— BEGIN TASK INPUTS —

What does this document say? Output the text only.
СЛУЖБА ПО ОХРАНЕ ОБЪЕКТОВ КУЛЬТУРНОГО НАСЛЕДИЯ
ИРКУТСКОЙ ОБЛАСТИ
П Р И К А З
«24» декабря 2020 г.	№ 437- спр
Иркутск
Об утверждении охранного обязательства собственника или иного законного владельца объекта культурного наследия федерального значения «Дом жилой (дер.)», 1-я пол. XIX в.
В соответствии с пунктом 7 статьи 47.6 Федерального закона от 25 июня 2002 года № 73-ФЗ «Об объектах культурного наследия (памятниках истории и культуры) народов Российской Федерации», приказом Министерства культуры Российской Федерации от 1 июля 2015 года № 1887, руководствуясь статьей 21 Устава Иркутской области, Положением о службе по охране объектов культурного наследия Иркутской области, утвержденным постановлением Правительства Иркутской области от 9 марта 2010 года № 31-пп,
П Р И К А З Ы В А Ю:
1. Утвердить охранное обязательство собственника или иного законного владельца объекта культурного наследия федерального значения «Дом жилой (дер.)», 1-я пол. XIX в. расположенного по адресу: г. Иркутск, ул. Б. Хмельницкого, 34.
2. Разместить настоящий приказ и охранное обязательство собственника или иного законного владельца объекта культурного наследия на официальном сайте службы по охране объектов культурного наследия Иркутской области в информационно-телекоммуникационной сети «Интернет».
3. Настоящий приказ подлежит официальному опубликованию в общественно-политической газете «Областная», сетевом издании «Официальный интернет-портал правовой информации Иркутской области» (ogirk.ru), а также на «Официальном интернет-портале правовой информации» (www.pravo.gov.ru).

— END TASK INPUTS —

§ WORK TO COMPLETE:
Exactly as written above, please repeat the entries.

§ SOLUTION BELOW:
What does this document say? Output the text only.
СЛУЖБА ПО ОХРАНЕ ОБЪЕКТОВ КУЛЬТУРНОГО НАСЛЕДИЯ
ИРКУТСКОЙ ОБЛАСТИ
П Р И К А З
«24» декабря 2020 г.	№ 437- спр
Иркутск
Об утверждении охранного обязательства собственника или иного законного владельца объекта культурного наследия федерального значения «Дом жилой (дер.)», 1-я пол. XIX в.
В соответствии с пунктом 7 статьи 47.6 Федерального закона от 25 июня 2002 года № 73-ФЗ «Об объектах культурного наследия (памятниках истории и культуры) народов Российской Федерации», приказом Министерства культуры Российской Федерации от 1 июля 2015 года № 1887, руководствуясь статьей 21 Устава Иркутской области, Положением о службе по охране объектов культурного наследия Иркутской области, утвержденным постановлением Правительства Иркутской области от 9 марта 2010 года № 31-пп,
П Р И К А З Ы В А Ю:
1. Утвердить охранное обязательство собственника или иного законного владельца объекта культурного наследия федерального значения «Дом жилой (дер.)», 1-я пол. XIX в. расположенного по адресу: г. Иркутск, ул. Б. Хмельницкого, 34.
2. Разместить настоящий приказ и охранное обязательство собственника или иного законного владельца объекта культурного наследия на официальном сайте службы по охране объектов культурного наследия Иркутской области в информационно-телекоммуникационной сети «Интернет».
3. Настоящий приказ подлежит официальному опубликованию в общественно-политической газете «Областная», сетевом издании «Официальный интернет-портал правовой информации Иркутской области» (ogirk.ru), а также на «Официальном интернет-портале правовой информации» (www.pravo.gov.ru).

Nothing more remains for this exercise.